#### [Problem details]
The records below must be duplicated exactly, character for character.

[Start]

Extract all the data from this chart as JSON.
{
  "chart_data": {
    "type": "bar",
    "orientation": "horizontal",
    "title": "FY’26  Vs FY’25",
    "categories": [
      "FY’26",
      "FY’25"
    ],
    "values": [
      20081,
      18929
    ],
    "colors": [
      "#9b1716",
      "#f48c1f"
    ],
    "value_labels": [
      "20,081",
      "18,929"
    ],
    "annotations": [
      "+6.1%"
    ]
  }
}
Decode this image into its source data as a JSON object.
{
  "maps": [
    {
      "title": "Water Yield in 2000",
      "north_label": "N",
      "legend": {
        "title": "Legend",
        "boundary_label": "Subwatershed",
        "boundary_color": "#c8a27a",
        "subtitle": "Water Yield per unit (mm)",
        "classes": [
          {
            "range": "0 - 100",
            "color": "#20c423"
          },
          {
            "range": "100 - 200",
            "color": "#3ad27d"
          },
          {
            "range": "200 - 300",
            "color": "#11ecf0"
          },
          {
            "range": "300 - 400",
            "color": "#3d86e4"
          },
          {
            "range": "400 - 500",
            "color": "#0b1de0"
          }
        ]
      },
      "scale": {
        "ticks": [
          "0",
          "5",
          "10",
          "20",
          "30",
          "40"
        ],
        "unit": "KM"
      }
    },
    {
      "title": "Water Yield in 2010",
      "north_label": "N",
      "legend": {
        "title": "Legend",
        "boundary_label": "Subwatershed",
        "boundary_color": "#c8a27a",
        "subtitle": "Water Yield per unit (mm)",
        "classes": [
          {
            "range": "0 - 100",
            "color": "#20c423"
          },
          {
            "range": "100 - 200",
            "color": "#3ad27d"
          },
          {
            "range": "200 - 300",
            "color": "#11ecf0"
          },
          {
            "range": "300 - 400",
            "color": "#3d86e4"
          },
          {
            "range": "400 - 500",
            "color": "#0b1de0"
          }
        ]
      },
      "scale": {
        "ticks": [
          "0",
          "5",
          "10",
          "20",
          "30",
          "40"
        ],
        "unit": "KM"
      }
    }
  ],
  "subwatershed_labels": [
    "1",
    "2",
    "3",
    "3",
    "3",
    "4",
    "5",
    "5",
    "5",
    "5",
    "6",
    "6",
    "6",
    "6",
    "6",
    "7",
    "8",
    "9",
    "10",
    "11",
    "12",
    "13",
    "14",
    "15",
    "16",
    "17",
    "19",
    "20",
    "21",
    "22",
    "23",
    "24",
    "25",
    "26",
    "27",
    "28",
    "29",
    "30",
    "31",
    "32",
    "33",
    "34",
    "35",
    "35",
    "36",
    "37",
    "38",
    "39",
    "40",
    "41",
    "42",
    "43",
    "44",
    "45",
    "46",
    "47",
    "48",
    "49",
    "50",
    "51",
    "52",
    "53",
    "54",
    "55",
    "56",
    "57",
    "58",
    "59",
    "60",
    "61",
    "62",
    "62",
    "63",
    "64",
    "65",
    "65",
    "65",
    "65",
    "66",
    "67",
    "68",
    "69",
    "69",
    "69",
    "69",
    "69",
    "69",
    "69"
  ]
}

[End]

#### [Answer in full]
Extract all the data from this chart as JSON.
{
  "chart_data": {
    "type": "bar",
    "orientation": "horizontal",
    "title": "FY’26  Vs FY’25",
    "categories": [
      "FY’26",
      "FY’25"
    ],
    "values": [
      20081,
      18929
    ],
    "colors": [
      "#9b1716",
      "#f48c1f"
    ],
    "value_labels": [
      "20,081",
      "18,929"
    ],
    "annotations": [
      "+6.1%"
    ]
  }
}
Decode this image into its source data as a JSON object.
{
  "maps": [
    {
      "title": "Water Yield in 2000",
      "north_label": "N",
      "legend": {
        "title": "Legend",
        "boundary_label": "Subwatershed",
        "boundary_color": "#c8a27a",
        "subtitle": "Water Yield per unit (mm)",
        "classes": [
          {
            "range": "0 - 100",
            "color": "#20c423"
          },
          {
            "range": "100 - 200",
            "color": "#3ad27d"
          },
          {
            "range": "200 - 300",
            "color": "#11ecf0"
          },
          {
            "range": "300 - 400",
            "color": "#3d86e4"
          },
          {
            "range": "400 - 500",
            "color": "#0b1de0"
          }
        ]
      },
      "scale": {
        "ticks": [
          "0",
          "5",
          "10",
          "20",
          "30",
          "40"
        ],
        "unit": "KM"
      }
    },
    {
      "title": "Water Yield in 2010",
      "north_label": "N",
      "legend": {
        "title": "Legend",
        "boundary_label": "Subwatershed",
        "boundary_color": "#c8a27a",
        "subtitle": "Water Yield per unit (mm)",
        "classes": [
          {
            "range": "0 - 100",
            "color": "#20c423"
          },
          {
            "range": "100 - 200",
            "color": "#3ad27d"
          },
          {
            "range": "200 - 300",
            "color": "#11ecf0"
          },
          {
            "range": "300 - 400",
            "color": "#3d86e4"
          },
          {
            "range": "400 - 500",
            "color": "#0b1de0"
          }
        ]
      },
      "scale": {
        "ticks": [
          "0",
          "5",
          "10",
          "20",
          "30",
          "40"
        ],
        "unit": "KM"
      }
    }
  ],
  "subwatershed_labels": [
    "1",
    "2",
    "3",
    "3",
    "3",
    "4",
    "5",
    "5",
    "5",
    "5",
    "6",
    "6",
    "6",
    "6",
    "6",
    "7",
    "8",
    "9",
    "10",
    "11",
    "12",
    "13",
    "14",
    "15",
    "16",
    "17",
    "19",
    "20",
    "21",
    "22",
    "23",
    "24",
    "25",
    "26",
    "27",
    "28",
    "29",
    "30",
    "31",
    "32",
    "33",
    "34",
    "35",
    "35",
    "36",
    "37",
    "38",
    "39",
    "40",
    "41",
    "42",
    "43",
    "44",
    "45",
    "46",
    "47",
    "48",
    "49",
    "50",
    "51",
    "52",
    "53",
    "54",
    "55",
    "56",
    "57",
    "58",
    "59",
    "60",
    "61",
    "62",
    "62",
    "63",
    "64",
    "65",
    "65",
    "65",
    "65",
    "66",
    "67",
    "68",
    "69",
    "69",
    "69",
    "69",
    "69",
    "69",
    "69"
  ]
}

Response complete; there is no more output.